%%

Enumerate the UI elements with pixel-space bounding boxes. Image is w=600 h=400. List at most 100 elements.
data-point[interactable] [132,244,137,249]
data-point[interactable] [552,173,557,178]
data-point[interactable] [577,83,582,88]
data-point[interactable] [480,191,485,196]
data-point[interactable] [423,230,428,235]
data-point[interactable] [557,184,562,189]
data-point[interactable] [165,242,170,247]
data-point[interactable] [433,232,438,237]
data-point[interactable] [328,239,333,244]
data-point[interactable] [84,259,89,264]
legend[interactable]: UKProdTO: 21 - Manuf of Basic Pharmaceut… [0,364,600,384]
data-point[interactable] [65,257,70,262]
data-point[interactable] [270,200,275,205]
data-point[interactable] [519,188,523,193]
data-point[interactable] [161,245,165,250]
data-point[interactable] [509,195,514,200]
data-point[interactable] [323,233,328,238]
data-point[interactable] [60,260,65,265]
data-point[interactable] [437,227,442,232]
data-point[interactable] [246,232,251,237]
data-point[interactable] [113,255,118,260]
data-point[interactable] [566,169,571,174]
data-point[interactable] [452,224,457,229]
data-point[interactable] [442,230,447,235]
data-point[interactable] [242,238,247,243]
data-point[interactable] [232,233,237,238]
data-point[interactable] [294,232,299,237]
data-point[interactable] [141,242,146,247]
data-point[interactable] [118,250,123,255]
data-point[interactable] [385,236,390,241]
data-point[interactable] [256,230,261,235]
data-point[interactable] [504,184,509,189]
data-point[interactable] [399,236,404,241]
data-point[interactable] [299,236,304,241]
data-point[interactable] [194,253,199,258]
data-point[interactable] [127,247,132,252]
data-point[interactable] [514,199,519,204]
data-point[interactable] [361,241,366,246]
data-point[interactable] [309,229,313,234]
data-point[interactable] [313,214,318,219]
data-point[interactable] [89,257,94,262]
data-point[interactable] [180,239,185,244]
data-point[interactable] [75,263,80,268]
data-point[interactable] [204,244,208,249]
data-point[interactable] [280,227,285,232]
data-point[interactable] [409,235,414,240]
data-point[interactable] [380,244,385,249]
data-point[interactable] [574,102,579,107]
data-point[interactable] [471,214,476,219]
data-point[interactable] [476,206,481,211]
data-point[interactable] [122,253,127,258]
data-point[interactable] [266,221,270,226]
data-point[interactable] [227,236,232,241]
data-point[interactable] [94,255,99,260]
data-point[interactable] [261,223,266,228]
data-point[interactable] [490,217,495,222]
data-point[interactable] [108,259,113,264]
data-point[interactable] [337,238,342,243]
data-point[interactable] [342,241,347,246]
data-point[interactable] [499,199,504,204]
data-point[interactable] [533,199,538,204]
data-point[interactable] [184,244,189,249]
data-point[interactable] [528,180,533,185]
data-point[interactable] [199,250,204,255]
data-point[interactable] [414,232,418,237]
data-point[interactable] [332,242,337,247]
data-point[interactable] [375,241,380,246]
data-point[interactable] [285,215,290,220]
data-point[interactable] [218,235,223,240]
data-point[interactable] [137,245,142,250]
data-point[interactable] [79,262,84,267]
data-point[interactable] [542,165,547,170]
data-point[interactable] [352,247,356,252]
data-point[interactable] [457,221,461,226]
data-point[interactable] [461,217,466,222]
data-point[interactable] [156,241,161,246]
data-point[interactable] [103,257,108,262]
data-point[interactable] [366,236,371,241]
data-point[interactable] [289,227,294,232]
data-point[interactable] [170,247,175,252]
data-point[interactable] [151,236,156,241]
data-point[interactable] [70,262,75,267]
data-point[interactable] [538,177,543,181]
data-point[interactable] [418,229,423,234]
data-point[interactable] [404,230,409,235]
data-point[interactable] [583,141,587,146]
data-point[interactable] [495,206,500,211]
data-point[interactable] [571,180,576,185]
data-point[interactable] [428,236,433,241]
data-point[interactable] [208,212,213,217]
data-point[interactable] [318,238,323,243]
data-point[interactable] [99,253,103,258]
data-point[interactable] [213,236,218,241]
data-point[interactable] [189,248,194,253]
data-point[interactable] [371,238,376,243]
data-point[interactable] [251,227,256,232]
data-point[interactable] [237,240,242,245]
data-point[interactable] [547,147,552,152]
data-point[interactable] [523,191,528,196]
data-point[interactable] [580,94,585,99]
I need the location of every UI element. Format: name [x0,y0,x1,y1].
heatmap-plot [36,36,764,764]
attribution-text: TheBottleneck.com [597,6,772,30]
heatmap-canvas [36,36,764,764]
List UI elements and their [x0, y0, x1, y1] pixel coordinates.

%%
%%

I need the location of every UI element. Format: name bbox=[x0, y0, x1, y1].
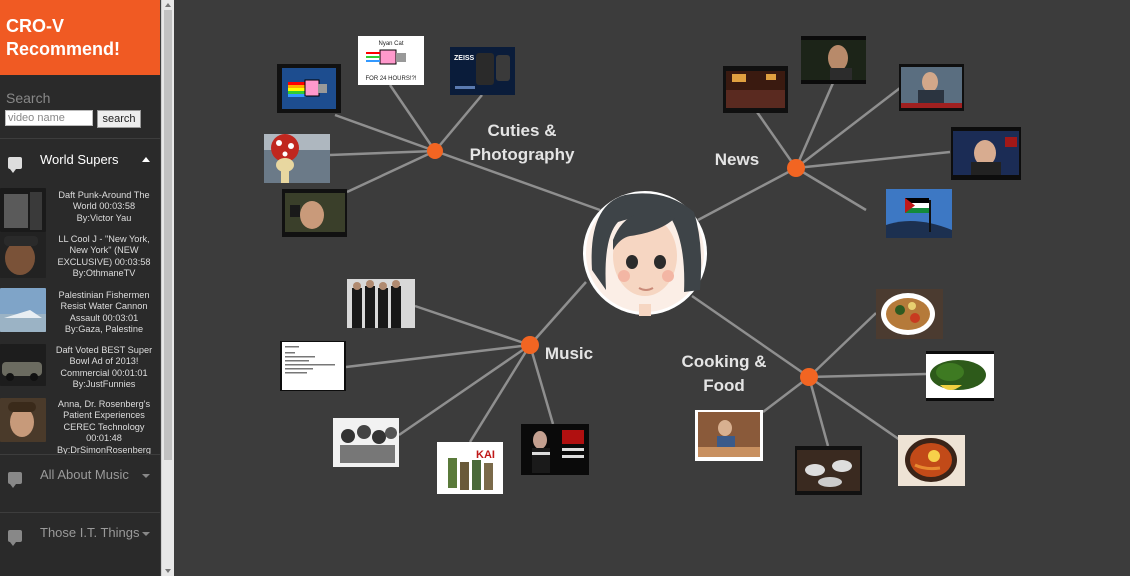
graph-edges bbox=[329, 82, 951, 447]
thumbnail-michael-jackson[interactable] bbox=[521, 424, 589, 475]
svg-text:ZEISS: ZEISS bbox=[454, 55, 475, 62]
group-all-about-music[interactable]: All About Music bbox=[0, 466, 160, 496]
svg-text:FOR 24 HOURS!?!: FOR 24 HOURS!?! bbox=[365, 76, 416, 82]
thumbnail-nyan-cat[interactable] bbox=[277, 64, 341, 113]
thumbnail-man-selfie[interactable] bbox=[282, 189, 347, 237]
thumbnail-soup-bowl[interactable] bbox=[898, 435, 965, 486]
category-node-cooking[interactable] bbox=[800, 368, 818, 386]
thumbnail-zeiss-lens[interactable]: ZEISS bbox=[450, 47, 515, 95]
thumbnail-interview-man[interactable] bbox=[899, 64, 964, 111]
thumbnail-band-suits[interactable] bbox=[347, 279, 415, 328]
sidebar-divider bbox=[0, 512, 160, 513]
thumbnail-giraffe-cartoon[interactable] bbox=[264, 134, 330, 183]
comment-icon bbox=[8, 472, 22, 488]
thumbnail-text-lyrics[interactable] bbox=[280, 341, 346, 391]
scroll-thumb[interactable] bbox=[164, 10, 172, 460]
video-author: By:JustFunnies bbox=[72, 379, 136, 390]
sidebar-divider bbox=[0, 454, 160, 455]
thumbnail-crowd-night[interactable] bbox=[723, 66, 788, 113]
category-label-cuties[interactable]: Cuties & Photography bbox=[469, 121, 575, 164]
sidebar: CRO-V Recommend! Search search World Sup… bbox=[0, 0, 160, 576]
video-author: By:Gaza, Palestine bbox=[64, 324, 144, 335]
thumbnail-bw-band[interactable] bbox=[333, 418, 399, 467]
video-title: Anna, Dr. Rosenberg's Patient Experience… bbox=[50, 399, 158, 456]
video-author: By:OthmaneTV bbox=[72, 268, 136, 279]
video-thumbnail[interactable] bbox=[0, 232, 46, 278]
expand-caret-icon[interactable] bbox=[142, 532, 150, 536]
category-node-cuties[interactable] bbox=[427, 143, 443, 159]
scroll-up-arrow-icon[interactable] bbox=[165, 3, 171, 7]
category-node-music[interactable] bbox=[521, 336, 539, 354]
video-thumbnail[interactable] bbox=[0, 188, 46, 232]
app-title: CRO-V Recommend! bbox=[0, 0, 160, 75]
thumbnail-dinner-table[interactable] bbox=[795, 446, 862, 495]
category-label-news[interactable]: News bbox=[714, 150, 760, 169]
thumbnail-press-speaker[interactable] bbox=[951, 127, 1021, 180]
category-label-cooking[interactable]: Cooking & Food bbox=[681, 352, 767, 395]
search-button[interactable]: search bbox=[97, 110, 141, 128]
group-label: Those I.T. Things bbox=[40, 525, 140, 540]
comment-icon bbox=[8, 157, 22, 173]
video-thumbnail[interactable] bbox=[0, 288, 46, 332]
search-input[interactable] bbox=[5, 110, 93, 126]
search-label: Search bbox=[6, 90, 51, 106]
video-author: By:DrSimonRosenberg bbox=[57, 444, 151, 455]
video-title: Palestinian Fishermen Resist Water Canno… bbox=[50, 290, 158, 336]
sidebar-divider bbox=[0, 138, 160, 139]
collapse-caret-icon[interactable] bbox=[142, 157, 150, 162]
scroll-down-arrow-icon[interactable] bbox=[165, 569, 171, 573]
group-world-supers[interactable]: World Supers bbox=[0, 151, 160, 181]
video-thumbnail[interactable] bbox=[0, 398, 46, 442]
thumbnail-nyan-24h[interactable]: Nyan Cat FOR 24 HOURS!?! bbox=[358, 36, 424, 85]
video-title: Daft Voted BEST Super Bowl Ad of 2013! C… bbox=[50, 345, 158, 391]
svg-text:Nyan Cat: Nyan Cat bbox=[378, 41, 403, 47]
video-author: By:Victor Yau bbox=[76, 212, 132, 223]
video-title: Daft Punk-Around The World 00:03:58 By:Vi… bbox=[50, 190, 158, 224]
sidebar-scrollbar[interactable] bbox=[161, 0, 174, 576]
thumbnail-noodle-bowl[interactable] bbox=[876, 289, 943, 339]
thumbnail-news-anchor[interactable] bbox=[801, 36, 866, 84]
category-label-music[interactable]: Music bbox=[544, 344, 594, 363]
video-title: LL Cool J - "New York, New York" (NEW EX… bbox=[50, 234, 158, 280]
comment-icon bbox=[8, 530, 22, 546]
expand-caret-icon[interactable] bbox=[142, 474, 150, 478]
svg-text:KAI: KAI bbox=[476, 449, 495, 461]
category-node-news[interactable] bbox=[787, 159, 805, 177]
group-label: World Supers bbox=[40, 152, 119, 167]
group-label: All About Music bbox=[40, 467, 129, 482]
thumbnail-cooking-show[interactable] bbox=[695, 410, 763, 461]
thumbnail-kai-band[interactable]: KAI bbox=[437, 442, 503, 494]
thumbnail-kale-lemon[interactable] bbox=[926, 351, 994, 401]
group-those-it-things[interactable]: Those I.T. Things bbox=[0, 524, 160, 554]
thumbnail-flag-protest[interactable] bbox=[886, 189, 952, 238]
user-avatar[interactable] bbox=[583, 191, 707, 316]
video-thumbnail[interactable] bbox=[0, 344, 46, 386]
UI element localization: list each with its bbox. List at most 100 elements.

%%

[Problem requirements] Repeat the rows verbatim, starting at the line containing "Enumerate the UI" and ending with the line containing "data-point[interactable] [452,224,457,229]".

[Solution to this task]
Enumerate the UI elements with pixel-space bounding boxes. Image is w=600 h=400. List at most 100 elements.
data-point[interactable] [132,244,137,249]
data-point[interactable] [552,173,557,178]
data-point[interactable] [577,83,582,88]
data-point[interactable] [480,191,485,196]
data-point[interactable] [423,230,428,235]
data-point[interactable] [557,184,562,189]
data-point[interactable] [165,242,170,247]
data-point[interactable] [433,232,438,237]
data-point[interactable] [328,239,333,244]
data-point[interactable] [84,259,89,264]
legend[interactable]: UKProdTO: 21 - Manuf of Basic Pharmaceut… [0,364,600,384]
data-point[interactable] [65,257,70,262]
data-point[interactable] [270,200,275,205]
data-point[interactable] [519,188,523,193]
data-point[interactable] [161,245,165,250]
data-point[interactable] [509,195,514,200]
data-point[interactable] [323,233,328,238]
data-point[interactable] [60,260,65,265]
data-point[interactable] [437,227,442,232]
data-point[interactable] [246,232,251,237]
data-point[interactable] [113,255,118,260]
data-point[interactable] [566,169,571,174]
data-point[interactable] [452,224,457,229]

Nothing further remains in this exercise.